Recorded data
━━━━━━━━━━━━━━━━

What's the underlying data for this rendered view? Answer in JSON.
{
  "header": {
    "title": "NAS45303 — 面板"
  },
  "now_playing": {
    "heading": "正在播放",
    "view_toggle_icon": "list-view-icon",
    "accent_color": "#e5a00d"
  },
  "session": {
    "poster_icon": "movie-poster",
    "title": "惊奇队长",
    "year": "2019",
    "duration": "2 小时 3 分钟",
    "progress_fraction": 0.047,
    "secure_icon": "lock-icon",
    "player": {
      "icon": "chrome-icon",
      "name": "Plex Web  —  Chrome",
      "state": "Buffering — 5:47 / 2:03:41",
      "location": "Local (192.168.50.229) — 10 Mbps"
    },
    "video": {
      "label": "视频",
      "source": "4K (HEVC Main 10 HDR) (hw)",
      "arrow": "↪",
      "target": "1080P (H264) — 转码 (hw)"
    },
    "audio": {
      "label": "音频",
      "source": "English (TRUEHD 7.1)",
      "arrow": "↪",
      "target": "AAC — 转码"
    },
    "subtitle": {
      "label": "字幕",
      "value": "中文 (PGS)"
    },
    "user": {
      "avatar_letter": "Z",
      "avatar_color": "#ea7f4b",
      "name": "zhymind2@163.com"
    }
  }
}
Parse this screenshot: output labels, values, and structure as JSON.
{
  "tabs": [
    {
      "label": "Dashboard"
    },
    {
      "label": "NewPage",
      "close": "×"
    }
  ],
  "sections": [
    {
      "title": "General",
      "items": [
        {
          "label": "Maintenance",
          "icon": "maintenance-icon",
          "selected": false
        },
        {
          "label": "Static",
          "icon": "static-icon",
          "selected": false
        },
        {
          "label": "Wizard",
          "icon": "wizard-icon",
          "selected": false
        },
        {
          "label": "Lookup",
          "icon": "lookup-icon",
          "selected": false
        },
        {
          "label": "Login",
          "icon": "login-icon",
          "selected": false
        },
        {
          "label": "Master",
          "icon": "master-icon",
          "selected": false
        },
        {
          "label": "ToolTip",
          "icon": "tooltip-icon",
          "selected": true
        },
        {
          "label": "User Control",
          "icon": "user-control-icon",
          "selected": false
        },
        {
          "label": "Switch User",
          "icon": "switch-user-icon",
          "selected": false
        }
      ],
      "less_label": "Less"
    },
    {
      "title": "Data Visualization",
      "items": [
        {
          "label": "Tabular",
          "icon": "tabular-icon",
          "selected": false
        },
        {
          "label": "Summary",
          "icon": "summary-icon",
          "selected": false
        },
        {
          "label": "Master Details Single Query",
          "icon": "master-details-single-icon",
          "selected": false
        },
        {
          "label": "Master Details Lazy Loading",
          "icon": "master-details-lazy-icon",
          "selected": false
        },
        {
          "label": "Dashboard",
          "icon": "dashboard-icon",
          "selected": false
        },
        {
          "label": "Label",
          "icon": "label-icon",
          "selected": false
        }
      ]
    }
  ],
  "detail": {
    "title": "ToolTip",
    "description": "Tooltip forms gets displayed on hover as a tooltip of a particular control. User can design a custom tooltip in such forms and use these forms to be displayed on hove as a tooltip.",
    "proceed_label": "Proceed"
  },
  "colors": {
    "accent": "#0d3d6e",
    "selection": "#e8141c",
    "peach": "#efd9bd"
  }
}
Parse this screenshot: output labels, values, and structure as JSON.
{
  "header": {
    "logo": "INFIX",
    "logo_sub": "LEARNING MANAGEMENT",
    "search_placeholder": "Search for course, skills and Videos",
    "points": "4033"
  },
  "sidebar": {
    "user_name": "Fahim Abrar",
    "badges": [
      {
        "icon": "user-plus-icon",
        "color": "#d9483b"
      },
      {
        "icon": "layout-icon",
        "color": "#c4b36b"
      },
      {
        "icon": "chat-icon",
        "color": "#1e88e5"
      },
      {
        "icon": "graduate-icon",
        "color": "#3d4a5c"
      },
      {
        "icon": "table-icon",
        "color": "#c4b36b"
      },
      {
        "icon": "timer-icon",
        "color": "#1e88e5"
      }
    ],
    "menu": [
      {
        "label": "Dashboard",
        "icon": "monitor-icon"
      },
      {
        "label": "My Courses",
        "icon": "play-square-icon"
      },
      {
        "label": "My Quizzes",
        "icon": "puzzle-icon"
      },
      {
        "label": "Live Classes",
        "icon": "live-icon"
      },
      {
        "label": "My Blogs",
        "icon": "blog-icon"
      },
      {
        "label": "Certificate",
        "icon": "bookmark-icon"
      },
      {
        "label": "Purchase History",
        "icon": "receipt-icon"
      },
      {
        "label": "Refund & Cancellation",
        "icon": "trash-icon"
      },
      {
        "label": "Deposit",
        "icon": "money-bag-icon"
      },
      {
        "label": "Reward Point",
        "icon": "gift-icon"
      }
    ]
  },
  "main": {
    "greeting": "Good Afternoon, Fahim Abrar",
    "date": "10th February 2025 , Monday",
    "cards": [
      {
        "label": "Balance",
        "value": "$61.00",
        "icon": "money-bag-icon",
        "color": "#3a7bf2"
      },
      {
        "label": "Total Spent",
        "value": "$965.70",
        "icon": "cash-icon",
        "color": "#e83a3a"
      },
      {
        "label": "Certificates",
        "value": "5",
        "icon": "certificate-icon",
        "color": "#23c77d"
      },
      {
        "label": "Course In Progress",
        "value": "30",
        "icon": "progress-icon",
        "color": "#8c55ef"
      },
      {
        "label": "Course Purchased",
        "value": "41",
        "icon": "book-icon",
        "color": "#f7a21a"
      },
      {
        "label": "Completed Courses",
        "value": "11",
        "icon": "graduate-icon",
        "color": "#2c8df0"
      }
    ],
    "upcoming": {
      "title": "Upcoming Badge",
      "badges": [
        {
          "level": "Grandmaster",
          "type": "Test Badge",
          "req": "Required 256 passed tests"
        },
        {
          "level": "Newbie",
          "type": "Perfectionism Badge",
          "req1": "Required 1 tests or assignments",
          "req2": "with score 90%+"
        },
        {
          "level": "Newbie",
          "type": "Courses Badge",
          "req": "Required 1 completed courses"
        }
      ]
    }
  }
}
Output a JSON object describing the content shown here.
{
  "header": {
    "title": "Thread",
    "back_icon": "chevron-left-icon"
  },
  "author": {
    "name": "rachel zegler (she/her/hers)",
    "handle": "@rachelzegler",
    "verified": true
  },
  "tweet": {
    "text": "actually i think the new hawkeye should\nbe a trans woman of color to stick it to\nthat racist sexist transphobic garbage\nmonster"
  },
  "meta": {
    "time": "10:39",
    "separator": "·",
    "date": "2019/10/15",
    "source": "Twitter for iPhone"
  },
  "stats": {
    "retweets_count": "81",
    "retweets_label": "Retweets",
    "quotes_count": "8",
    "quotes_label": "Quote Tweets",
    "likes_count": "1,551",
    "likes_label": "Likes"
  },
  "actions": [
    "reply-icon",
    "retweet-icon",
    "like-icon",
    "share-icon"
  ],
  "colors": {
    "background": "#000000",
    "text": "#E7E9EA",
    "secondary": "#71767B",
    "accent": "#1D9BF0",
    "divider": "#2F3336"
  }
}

━━━━━━━━━━━━━━━━

Each record above should be repeated exactly as it appears.

Answer to the exercise
What's the underlying data for this rendered view? Answer in JSON.
{
  "header": {
    "title": "NAS45303 — 面板"
  },
  "now_playing": {
    "heading": "正在播放",
    "view_toggle_icon": "list-view-icon",
    "accent_color": "#e5a00d"
  },
  "session": {
    "poster_icon": "movie-poster",
    "title": "惊奇队长",
    "year": "2019",
    "duration": "2 小时 3 分钟",
    "progress_fraction": 0.047,
    "secure_icon": "lock-icon",
    "player": {
      "icon": "chrome-icon",
      "name": "Plex Web  —  Chrome",
      "state": "Buffering — 5:47 / 2:03:41",
      "location": "Local (192.168.50.229) — 10 Mbps"
    },
    "video": {
      "label": "视频",
      "source": "4K (HEVC Main 10 HDR) (hw)",
      "arrow": "↪",
      "target": "1080P (H264) — 转码 (hw)"
    },
    "audio": {
      "label": "音频",
      "source": "English (TRUEHD 7.1)",
      "arrow": "↪",
      "target": "AAC — 转码"
    },
    "subtitle": {
      "label": "字幕",
      "value": "中文 (PGS)"
    },
    "user": {
      "avatar_letter": "Z",
      "avatar_color": "#ea7f4b",
      "name": "zhymind2@163.com"
    }
  }
}
Parse this screenshot: output labels, values, and structure as JSON.
{
  "tabs": [
    {
      "label": "Dashboard"
    },
    {
      "label": "NewPage",
      "close": "×"
    }
  ],
  "sections": [
    {
      "title": "General",
      "items": [
        {
          "label": "Maintenance",
          "icon": "maintenance-icon",
          "selected": false
        },
        {
          "label": "Static",
          "icon": "static-icon",
          "selected": false
        },
        {
          "label": "Wizard",
          "icon": "wizard-icon",
          "selected": false
        },
        {
          "label": "Lookup",
          "icon": "lookup-icon",
          "selected": false
        },
        {
          "label": "Login",
          "icon": "login-icon",
          "selected": false
        },
        {
          "label": "Master",
          "icon": "master-icon",
          "selected": false
        },
        {
          "label": "ToolTip",
          "icon": "tooltip-icon",
          "selected": true
        },
        {
          "label": "User Control",
          "icon": "user-control-icon",
          "selected": false
        },
        {
          "label": "Switch User",
          "icon": "switch-user-icon",
          "selected": false
        }
      ],
      "less_label": "Less"
    },
    {
      "title": "Data Visualization",
      "items": [
        {
          "label": "Tabular",
          "icon": "tabular-icon",
          "selected": false
        },
        {
          "label": "Summary",
          "icon": "summary-icon",
          "selected": false
        },
        {
          "label": "Master Details Single Query",
          "icon": "master-details-single-icon",
          "selected": false
        },
        {
          "label": "Master Details Lazy Loading",
          "icon": "master-details-lazy-icon",
          "selected": false
        },
        {
          "label": "Dashboard",
          "icon": "dashboard-icon",
          "selected": false
        },
        {
          "label": "Label",
          "icon": "label-icon",
          "selected": false
        }
      ]
    }
  ],
  "detail": {
    "title": "ToolTip",
    "description": "Tooltip forms gets displayed on hover as a tooltip of a particular control. User can design a custom tooltip in such forms and use these forms to be displayed on hove as a tooltip.",
    "proceed_label": "Proceed"
  },
  "colors": {
    "accent": "#0d3d6e",
    "selection": "#e8141c",
    "peach": "#efd9bd"
  }
}
Parse this screenshot: output labels, values, and structure as JSON.
{
  "header": {
    "logo": "INFIX",
    "logo_sub": "LEARNING MANAGEMENT",
    "search_placeholder": "Search for course, skills and Videos",
    "points": "4033"
  },
  "sidebar": {
    "user_name": "Fahim Abrar",
    "badges": [
      {
        "icon": "user-plus-icon",
        "color": "#d9483b"
      },
      {
        "icon": "layout-icon",
        "color": "#c4b36b"
      },
      {
        "icon": "chat-icon",
        "color": "#1e88e5"
      },
      {
        "icon": "graduate-icon",
        "color": "#3d4a5c"
      },
      {
        "icon": "table-icon",
        "color": "#c4b36b"
      },
      {
        "icon": "timer-icon",
        "color": "#1e88e5"
      }
    ],
    "menu": [
      {
        "label": "Dashboard",
        "icon": "monitor-icon"
      },
      {
        "label": "My Courses",
        "icon": "play-square-icon"
      },
      {
        "label": "My Quizzes",
        "icon": "puzzle-icon"
      },
      {
        "label": "Live Classes",
        "icon": "live-icon"
      },
      {
        "label": "My Blogs",
        "icon": "blog-icon"
      },
      {
        "label": "Certificate",
        "icon": "bookmark-icon"
      },
      {
        "label": "Purchase History",
        "icon": "receipt-icon"
      },
      {
        "label": "Refund & Cancellation",
        "icon": "trash-icon"
      },
      {
        "label": "Deposit",
        "icon": "money-bag-icon"
      },
      {
        "label": "Reward Point",
        "icon": "gift-icon"
      }
    ]
  },
  "main": {
    "greeting": "Good Afternoon, Fahim Abrar",
    "date": "10th February 2025 , Monday",
    "cards": [
      {
        "label": "Balance",
        "value": "$61.00",
        "icon": "money-bag-icon",
        "color": "#3a7bf2"
      },
      {
        "label": "Total Spent",
        "value": "$965.70",
        "icon": "cash-icon",
        "color": "#e83a3a"
      },
      {
        "label": "Certificates",
        "value": "5",
        "icon": "certificate-icon",
        "color": "#23c77d"
      },
      {
        "label": "Course In Progress",
        "value": "30",
        "icon": "progress-icon",
        "color": "#8c55ef"
      },
      {
        "label": "Course Purchased",
        "value": "41",
        "icon": "book-icon",
        "color": "#f7a21a"
      },
      {
        "label": "Completed Courses",
        "value": "11",
        "icon": "graduate-icon",
        "color": "#2c8df0"
      }
    ],
    "upcoming": {
      "title": "Upcoming Badge",
      "badges": [
        {
          "level": "Grandmaster",
          "type": "Test Badge",
          "req": "Required 256 passed tests"
        },
        {
          "level": "Newbie",
          "type": "Perfectionism Badge",
          "req1": "Required 1 tests or assignments",
          "req2": "with score 90%+"
        },
        {
          "level": "Newbie",
          "type": "Courses Badge",
          "req": "Required 1 completed courses"
        }
      ]
    }
  }
}
Output a JSON object describing the content shown here.
{
  "header": {
    "title": "Thread",
    "back_icon": "chevron-left-icon"
  },
  "author": {
    "name": "rachel zegler (she/her/hers)",
    "handle": "@rachelzegler",
    "verified": true
  },
  "tweet": {
    "text": "actually i think the new hawkeye should\nbe a trans woman of color to stick it to\nthat racist sexist transphobic garbage\nmonster"
  },
  "meta": {
    "time": "10:39",
    "separator": "·",
    "date": "2019/10/15",
    "source": "Twitter for iPhone"
  },
  "stats": {
    "retweets_count": "81",
    "retweets_label": "Retweets",
    "quotes_count": "8",
    "quotes_label": "Quote Tweets",
    "likes_count": "1,551",
    "likes_label": "Likes"
  },
  "actions": [
    "reply-icon",
    "retweet-icon",
    "like-icon",
    "share-icon"
  ],
  "colors": {
    "background": "#000000",
    "text": "#E7E9EA",
    "secondary": "#71767B",
    "accent": "#1D9BF0",
    "divider": "#2F3336"
  }
}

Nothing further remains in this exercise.